● **What is asked**
Render every line of the data below as a Markdown table with the columns "Row" and "Line", numbering the rows and omitting blank lines.

● **Data records**

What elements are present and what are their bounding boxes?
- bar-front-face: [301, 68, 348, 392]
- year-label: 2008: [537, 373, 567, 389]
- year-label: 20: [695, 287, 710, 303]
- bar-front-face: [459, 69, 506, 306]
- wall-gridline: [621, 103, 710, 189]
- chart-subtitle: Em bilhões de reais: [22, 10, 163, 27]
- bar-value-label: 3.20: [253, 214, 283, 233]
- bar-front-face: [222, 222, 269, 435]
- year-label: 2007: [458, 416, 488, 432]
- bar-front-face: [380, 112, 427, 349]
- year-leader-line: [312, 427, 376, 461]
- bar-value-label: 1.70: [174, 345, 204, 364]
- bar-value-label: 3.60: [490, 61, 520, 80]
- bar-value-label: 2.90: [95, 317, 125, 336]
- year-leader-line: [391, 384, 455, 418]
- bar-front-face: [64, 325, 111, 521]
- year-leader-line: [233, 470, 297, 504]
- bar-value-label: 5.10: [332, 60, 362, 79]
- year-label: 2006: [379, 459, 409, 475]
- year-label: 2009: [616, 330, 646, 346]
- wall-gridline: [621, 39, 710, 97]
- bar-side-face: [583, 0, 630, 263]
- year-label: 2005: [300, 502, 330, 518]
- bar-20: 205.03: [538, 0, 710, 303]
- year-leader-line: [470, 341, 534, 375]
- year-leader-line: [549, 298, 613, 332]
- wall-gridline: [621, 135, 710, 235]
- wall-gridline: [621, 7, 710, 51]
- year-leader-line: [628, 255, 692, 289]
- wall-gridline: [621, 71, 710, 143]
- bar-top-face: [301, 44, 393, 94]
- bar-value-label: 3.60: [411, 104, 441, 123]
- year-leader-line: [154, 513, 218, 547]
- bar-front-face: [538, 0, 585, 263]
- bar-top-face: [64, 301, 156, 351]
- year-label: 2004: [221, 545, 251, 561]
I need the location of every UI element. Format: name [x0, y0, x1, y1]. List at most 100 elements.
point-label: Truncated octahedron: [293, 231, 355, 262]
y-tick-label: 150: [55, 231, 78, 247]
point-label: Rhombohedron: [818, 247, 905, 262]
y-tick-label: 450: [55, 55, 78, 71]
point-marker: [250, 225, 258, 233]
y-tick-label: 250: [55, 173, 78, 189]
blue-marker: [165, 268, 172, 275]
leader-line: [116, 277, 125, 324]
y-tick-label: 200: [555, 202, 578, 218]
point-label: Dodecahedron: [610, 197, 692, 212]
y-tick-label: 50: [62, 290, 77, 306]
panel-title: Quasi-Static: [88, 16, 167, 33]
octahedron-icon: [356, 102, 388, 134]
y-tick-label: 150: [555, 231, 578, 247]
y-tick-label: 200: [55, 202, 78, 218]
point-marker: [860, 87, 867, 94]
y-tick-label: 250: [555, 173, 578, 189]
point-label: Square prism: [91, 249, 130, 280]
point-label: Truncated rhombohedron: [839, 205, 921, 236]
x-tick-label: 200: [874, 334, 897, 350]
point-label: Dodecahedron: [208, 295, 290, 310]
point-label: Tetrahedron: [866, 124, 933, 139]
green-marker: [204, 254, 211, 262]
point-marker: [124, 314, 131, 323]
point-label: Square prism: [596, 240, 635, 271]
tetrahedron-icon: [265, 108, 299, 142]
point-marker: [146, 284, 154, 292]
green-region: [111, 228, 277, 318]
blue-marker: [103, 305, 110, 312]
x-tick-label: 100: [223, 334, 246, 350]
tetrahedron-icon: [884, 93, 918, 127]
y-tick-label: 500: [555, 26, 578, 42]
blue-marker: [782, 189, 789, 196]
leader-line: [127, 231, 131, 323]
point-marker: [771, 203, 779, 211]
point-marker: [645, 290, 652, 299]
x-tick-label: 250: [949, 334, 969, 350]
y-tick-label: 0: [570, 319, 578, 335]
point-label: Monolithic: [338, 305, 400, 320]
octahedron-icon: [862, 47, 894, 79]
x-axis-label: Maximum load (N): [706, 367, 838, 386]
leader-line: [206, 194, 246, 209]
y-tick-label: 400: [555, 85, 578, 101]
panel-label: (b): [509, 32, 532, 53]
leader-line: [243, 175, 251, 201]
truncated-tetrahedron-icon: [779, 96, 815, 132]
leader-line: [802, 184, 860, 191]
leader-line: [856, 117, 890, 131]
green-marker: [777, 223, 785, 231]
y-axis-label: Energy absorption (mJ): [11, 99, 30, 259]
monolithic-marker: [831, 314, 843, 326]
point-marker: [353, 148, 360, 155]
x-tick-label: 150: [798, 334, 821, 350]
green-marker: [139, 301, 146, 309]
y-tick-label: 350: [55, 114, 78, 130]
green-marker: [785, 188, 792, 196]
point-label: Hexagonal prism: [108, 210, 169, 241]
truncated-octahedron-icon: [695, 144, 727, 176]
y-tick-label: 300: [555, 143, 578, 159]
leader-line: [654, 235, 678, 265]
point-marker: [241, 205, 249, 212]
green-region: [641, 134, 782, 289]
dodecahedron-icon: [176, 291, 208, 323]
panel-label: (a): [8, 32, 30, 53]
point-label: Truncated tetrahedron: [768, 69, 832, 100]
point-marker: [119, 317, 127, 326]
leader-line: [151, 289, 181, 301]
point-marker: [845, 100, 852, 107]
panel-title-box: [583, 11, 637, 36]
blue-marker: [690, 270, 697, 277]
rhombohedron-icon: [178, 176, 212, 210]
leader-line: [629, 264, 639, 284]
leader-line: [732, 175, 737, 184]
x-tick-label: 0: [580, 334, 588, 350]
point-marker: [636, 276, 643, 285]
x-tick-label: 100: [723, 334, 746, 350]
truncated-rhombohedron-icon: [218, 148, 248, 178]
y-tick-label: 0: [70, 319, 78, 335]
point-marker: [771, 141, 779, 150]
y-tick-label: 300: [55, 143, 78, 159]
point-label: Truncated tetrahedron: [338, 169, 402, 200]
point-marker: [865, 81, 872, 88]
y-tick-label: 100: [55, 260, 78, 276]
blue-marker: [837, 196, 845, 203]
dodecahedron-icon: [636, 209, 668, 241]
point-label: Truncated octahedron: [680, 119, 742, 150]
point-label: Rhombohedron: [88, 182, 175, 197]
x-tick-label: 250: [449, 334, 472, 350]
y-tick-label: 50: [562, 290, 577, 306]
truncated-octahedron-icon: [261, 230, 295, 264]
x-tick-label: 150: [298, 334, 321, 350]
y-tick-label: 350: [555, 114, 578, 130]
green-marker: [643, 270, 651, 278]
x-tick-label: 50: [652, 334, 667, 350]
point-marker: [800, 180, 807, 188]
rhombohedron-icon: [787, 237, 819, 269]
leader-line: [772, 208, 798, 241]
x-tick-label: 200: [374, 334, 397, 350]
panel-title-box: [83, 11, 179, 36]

● **Answer**
| Row | Line |
|---|---|
| 1 | What elements are present and what are their bounding boxes? |
| 2 | - bar-front-face: [301, 68, 348, 392] |
| 3 | - year-label: 2008: [537, 373, 567, 389] |
| 4 | - year-label: 20: [695, 287, 710, 303] |
| 5 | - bar-front-face: [459, 69, 506, 306] |
| 6 | - wall-gridline: [621, 103, 710, 189] |
| 7 | - chart-subtitle: Em bilhões de reais: [22, 10, 163, 27] |
| 8 | - bar-value-label: 3.20: [253, 214, 283, 233] |
| 9 | - bar-front-face: [222, 222, 269, 435] |
| 10 | - year-label: 2007: [458, 416, 488, 432] |
| 11 | - bar-front-face: [380, 112, 427, 349] |
| 12 | - year-leader-line: [312, 427, 376, 461] |
| 13 | - bar-value-label: 1.70: [174, 345, 204, 364] |
| 14 | - bar-value-label: 3.60: [490, 61, 520, 80] |
| 15 | - bar-value-label: 2.90: [95, 317, 125, 336] |
| 16 | - year-leader-line: [391, 384, 455, 418] |
| 17 | - bar-front-face: [64, 325, 111, 521] |
| 18 | - year-leader-line: [233, 470, 297, 504] |
| 19 | - bar-value-label: 5.10: [332, 60, 362, 79] |
| 20 | - year-label: 2006: [379, 459, 409, 475] |
| 21 | - year-label: 2009: [616, 330, 646, 346] |
| 22 | - wall-gridline: [621, 39, 710, 97] |
| 23 | - bar-side-face: [583, 0, 630, 263] |
| 24 | - year-label: 2005: [300, 502, 330, 518] |
| 25 | - bar-20: 205.03: [538, 0, 710, 303] |
| 26 | - year-leader-line: [470, 341, 534, 375] |
| 27 | - year-leader-line: [549, 298, 613, 332] |
| 28 | - wall-gridline: [621, 135, 710, 235] |
| 29 | - wall-gridline: [621, 7, 710, 51] |
| 30 | - year-leader-line: [628, 255, 692, 289] |
| 31 | - wall-gridline: [621, 71, 710, 143] |
| 32 | - bar-top-face: [301, 44, 393, 94] |
| 33 | - bar-value-label: 3.60: [411, 104, 441, 123] |
| 34 | - year-leader-line: [154, 513, 218, 547] |
| 35 | - bar-front-face: [538, 0, 585, 263] |
| 36 | - bar-top-face: [64, 301, 156, 351] |
| 37 | - year-label: 2004: [221, 545, 251, 561] |
| 38 | I need the location of every UI element. Format: name [x0, y0, x1, y1]. List at most 100 elements. |
| 39 | point-label: Truncated octahedron: [293, 231, 355, 262] |
| 40 | y-tick-label: 150: [55, 231, 78, 247] |
| 41 | point-label: Rhombohedron: [818, 247, 905, 262] |
| 42 | y-tick-label: 450: [55, 55, 78, 71] |
| 43 | point-marker: [250, 225, 258, 233] |
| 44 | y-tick-label: 250: [55, 173, 78, 189] |
| 45 | blue-marker: [165, 268, 172, 275] |
| 46 | leader-line: [116, 277, 125, 324] |
| 47 | y-tick-label: 200: [555, 202, 578, 218] |
| 48 | point-label: Dodecahedron: [610, 197, 692, 212] |
| 49 | y-tick-label: 50: [62, 290, 77, 306] |
| 50 | panel-title: Quasi-Static: [88, 16, 167, 33] |
| 51 | octahedron-icon: [356, 102, 388, 134] |
| 52 | y-tick-label: 150: [555, 231, 578, 247] |
| 53 | y-tick-label: 200: [55, 202, 78, 218] |
| 54 | point-marker: [860, 87, 867, 94] |
| 55 | y-tick-label: 250: [555, 173, 578, 189] |
| 56 | point-label: Square prism: [91, 249, 130, 280] |
| 57 | point-label: Truncated rhombohedron: [839, 205, 921, 236] |
| 58 | x-tick-label: 200: [874, 334, 897, 350] |
| 59 | point-label: Dodecahedron: [208, 295, 290, 310] |
| 60 | point-label: Tetrahedron: [866, 124, 933, 139] |
| 61 | green-marker: [204, 254, 211, 262] |
| 62 | point-marker: [124, 314, 131, 323] |
| 63 | point-label: Square prism: [596, 240, 635, 271] |
| 64 | tetrahedron-icon: [265, 108, 299, 142] |
| 65 | point-marker: [146, 284, 154, 292] |
| 66 | green-region: [111, 228, 277, 318] |
| 67 | blue-marker: [103, 305, 110, 312] |
| 68 | x-tick-label: 100: [223, 334, 246, 350] |
| 69 | tetrahedron-icon: [884, 93, 918, 127] |
| 70 | y-tick-label: 500: [555, 26, 578, 42] |
| 71 | blue-marker: [782, 189, 789, 196] |
| 72 | leader-line: [127, 231, 131, 323] |
| 73 | point-marker: [771, 203, 779, 211] |
| 74 | point-marker: [645, 290, 652, 299] |
| 75 | x-tick-label: 250: [949, 334, 969, 350] |
| 76 | y-tick-label: 0: [570, 319, 578, 335] |
| 77 | point-label: Monolithic: [338, 305, 400, 320] |
| 78 | octahedron-icon: [862, 47, 894, 79] |
| 79 | x-axis-label: Maximum load (N): [706, 367, 838, 386] |
| 80 | leader-line: [206, 194, 246, 209] |
| 81 | y-tick-label: 400: [555, 85, 578, 101] |
| 82 | panel-label: (b): [509, 32, 532, 53] |
| 83 | leader-line: [243, 175, 251, 201] |
| 84 | truncated-tetrahedron-icon: [779, 96, 815, 132] |
| 85 | leader-line: [802, 184, 860, 191] |
| 86 | leader-line: [856, 117, 890, 131] |
| 87 | green-marker: [777, 223, 785, 231] |
| 88 | y-axis-label: Energy absorption (mJ): [11, 99, 30, 259] |
| 89 | monolithic-marker: [831, 314, 843, 326] |
| 90 | point-marker: [353, 148, 360, 155] |
| 91 | x-tick-label: 150: [798, 334, 821, 350] |
| 92 | green-marker: [139, 301, 146, 309] |
| 93 | y-tick-label: 350: [55, 114, 78, 130] |
| 94 | green-marker: [785, 188, 792, 196] |
| 95 | point-label: Hexagonal prism: [108, 210, 169, 241] |
| 96 | truncated-octahedron-icon: [695, 144, 727, 176] |
| 97 | y-tick-label: 300: [555, 143, 578, 159] |
| 98 | leader-line: [654, 235, 678, 265] |
| 99 | point-marker: [241, 205, 249, 212] |
| 100 | green-region: [641, 134, 782, 289] |
| 101 | dodecahedron-icon: [176, 291, 208, 323] |
| 102 | panel-label: (a): [8, 32, 30, 53] |
| 103 | point-label: Truncated tetrahedron: [768, 69, 832, 100] |
| 104 | point-marker: [119, 317, 127, 326] |
| 105 | leader-line: [151, 289, 181, 301] |
| 106 | point-marker: [845, 100, 852, 107] |
| 107 | panel-title-box: [583, 11, 637, 36] |
| 108 | blue-marker: [690, 270, 697, 277] |
| 109 | rhombohedron-icon: [178, 176, 212, 210] |
| 110 | leader-line: [629, 264, 639, 284] |
| 111 | leader-line: [732, 175, 737, 184] |
| 112 | x-tick-label: 0: [580, 334, 588, 350] |
| 113 | point-marker: [636, 276, 643, 285] |
| 114 | x-tick-label: 100: [723, 334, 746, 350] |
| 115 | truncated-rhombohedron-icon: [218, 148, 248, 178] |
| 116 | y-tick-label: 0: [70, 319, 78, 335] |
| 117 | point-marker: [771, 141, 779, 150] |
| 118 | y-tick-label: 300: [55, 143, 78, 159] |
| 119 | point-label: Truncated tetrahedron: [338, 169, 402, 200] |
| 120 | point-marker: [865, 81, 872, 88] |
| 121 | y-tick-label: 100: [55, 260, 78, 276] |
| 122 | blue-marker: [837, 196, 845, 203] |
| 123 | dodecahedron-icon: [636, 209, 668, 241] |
| 124 | point-label: Truncated octahedron: [680, 119, 742, 150] |
| 125 | point-label: Rhombohedron: [88, 182, 175, 197] |
| 126 | x-tick-label: 250: [449, 334, 472, 350] |
| 127 | y-tick-label: 50: [562, 290, 577, 306] |
| 128 | truncated-octahedron-icon: [261, 230, 295, 264] |
| 129 | x-tick-label: 150: [298, 334, 321, 350] |
| 130 | y-tick-label: 350: [555, 114, 578, 130] |
| 131 | green-marker: [643, 270, 651, 278] |
| 132 | x-tick-label: 50: [652, 334, 667, 350] |
| 133 | point-marker: [800, 180, 807, 188] |
| 134 | rhombohedron-icon: [787, 237, 819, 269] |
| 135 | leader-line: [772, 208, 798, 241] |
| 136 | x-tick-label: 200: [374, 334, 397, 350] |
| 137 | panel-title-box: [83, 11, 179, 36] |